Vorliegender Text:
>>
Im berühmten Musikmärchen für Kinder Peter und der Wolf von Sergej Prokofiev spielt die Klarinette die Rolle der Katze mit ihrer schleichenden Melodie. Die Playlist #3 „Von Barock bis Pop“ widmet sich vielen Kompositionen und Musikstilen, in denen das Instrument seine unterschiedlichsten Facetten zeigt – wie die Katze hat auch die Klarinette viele Leben. Hört in die Auswahl rein und lest dabei mehr Details über das Repertoire und die Geschichte des Instruments.
Die Klarinettenfamilie
Die Klarinette hat einen sehr charakteristischen Klang mit einer großen dynamischen Spannbreite, von Pianissimo bis Fortissimo. Die Klarinettenfamilie besteht aus Instrumenten in verschiedenen Größen, von Sopran bis Kontrabass.
Am häufigsten wird die Klarinette in B gespielt, wobei im Orchester die Klarinette in A, die Sopranklarinette in Es sowie die Bassklarinette auch üblich sind. Seit dem 18. Jahrhundert wurde das Instrument in weiteren Stimmungen gebaut. Aus den verschiedenen Klappensystemen, die mit der Zeit entwickelt wurden, ergeben sich die französische und die deutsche Bauweise, die heutzutage gängig sind. Eine andere Variante mit Merkmalen von beiden Systemen wird außerdem in einigen Volksmusiktraditionen gespielt. Mehrere historische Exemplare in unterschiedlichen Bauweisen sind in der Sammlung des Landesmuseums Württemberg erhalten.
<<
Einträge des Layout-Datensatzes
>>
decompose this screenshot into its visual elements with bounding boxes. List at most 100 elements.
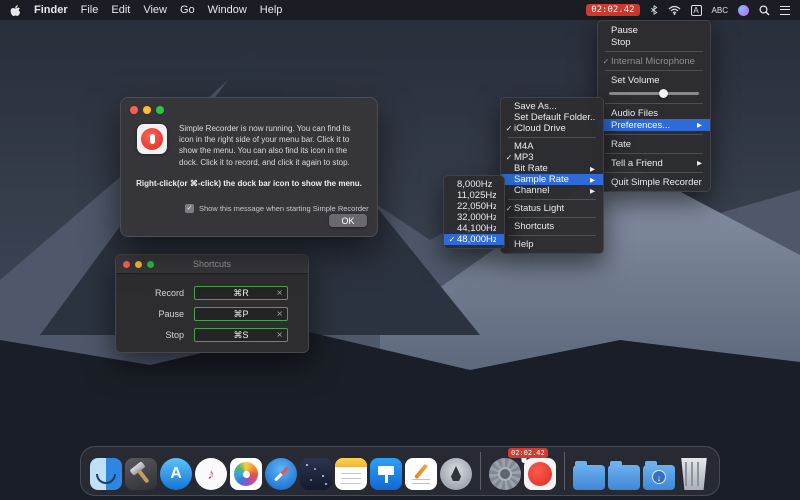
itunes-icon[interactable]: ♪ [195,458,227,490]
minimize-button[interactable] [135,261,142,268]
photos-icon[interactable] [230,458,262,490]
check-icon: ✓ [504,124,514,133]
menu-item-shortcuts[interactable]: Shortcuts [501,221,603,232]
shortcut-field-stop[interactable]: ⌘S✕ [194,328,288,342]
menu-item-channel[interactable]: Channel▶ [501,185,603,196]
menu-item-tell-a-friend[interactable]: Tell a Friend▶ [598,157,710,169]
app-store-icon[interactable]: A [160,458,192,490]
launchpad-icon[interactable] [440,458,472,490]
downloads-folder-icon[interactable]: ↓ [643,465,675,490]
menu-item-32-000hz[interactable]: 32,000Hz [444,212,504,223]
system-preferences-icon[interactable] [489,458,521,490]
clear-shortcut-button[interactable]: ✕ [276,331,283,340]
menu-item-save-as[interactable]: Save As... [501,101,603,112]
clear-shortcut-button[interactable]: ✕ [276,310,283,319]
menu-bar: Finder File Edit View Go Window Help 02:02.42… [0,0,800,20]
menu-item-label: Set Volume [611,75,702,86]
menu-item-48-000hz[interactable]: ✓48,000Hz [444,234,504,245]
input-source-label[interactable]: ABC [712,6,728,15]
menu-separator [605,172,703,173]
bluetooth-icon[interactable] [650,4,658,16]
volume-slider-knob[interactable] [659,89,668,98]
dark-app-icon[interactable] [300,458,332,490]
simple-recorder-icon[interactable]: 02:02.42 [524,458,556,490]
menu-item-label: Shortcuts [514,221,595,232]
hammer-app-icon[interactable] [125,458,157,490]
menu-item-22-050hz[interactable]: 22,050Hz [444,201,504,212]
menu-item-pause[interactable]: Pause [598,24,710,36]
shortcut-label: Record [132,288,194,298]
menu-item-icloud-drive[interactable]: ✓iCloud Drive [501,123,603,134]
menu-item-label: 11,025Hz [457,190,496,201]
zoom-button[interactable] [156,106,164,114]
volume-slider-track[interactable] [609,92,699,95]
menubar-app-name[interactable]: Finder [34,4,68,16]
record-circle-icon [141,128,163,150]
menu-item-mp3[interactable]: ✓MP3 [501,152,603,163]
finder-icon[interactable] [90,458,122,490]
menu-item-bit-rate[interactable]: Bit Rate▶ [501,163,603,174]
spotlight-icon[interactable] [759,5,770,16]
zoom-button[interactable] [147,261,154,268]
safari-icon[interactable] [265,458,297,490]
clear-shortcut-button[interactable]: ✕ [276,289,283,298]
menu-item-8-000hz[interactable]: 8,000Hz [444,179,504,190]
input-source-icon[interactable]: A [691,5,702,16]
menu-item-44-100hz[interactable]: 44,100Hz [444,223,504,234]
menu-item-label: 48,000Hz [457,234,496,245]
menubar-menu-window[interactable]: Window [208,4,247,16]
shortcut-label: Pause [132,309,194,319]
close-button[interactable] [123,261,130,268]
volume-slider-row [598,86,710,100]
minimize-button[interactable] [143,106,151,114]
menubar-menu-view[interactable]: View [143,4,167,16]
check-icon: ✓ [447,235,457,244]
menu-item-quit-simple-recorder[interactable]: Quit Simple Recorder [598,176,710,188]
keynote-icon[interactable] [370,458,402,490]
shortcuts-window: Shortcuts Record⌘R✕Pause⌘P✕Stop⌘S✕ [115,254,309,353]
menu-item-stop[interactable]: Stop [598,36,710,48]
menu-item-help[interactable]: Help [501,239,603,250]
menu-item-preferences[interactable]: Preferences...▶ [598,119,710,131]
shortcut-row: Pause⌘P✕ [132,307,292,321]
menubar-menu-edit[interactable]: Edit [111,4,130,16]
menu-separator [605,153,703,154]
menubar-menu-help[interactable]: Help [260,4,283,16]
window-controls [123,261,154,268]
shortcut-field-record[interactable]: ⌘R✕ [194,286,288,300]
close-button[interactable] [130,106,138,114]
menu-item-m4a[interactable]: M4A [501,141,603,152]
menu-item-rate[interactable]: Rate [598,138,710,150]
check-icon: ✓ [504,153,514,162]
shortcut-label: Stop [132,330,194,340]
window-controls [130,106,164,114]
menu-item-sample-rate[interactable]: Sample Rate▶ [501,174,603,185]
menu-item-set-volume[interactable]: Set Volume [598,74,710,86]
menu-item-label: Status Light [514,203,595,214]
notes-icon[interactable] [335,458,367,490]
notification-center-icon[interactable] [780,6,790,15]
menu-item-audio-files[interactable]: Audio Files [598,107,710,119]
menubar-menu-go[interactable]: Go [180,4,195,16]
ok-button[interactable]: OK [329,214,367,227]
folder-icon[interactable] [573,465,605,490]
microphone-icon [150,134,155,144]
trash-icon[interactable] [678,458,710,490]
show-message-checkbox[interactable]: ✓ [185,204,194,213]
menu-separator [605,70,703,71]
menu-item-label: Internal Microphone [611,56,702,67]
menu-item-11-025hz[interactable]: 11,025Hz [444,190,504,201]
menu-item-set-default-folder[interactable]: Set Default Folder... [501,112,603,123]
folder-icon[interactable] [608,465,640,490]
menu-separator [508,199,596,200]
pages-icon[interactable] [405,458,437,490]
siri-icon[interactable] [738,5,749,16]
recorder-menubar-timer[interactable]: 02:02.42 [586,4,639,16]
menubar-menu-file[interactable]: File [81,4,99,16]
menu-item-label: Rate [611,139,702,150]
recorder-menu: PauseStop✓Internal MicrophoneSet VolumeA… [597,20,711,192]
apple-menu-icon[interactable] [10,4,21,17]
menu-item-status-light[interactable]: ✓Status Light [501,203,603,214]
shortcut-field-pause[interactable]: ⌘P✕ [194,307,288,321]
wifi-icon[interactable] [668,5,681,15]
<<
Schriftliche Aufgaben:
1. Welche Rolle übernimmt die Klarinette laut dem Text über die Klarinette in „Peter und der Wolf“?
2. Schreiben Sie den Text über die Klarinette im Anschluss an seinen letzten Satz weiter.
Die Einträge haben mit dem Text über die Klarinette nichts zu tun.

Die Antworten:
1. Die Rolle der Katze.

2.
Klarinetten der LMW-Sammlung.>>
Von links nach rechts: Hess, München, um 1850 ; Buffet, Paris, um 1850; Lebret, Paris, 1860 ; Schuster, Markneukirchen, um 1825 ; Rudhardt, Stuttgart, um 1830
Die Klarinette als Orchesterinstrument
Die Familie Denner, Blasinstrumentenbauer aus Nürnberg, erfand die Klarinette um 1700 ausgehend vom Chalumeau, einem Blasinstrument mit einfachem Rohrblatt und geringem Tonumfang. Die Einführung eines Überblaslochs mit einer Klappe ermöglichte das Spielen im hohen Register. Der starke Klang der höhen Töne, die dem Clarino-Register der damaligen Trompeten ähnelten, verliehen dem Instrument seinen Namen und verschafften ihm einen festen Platz im Orchester.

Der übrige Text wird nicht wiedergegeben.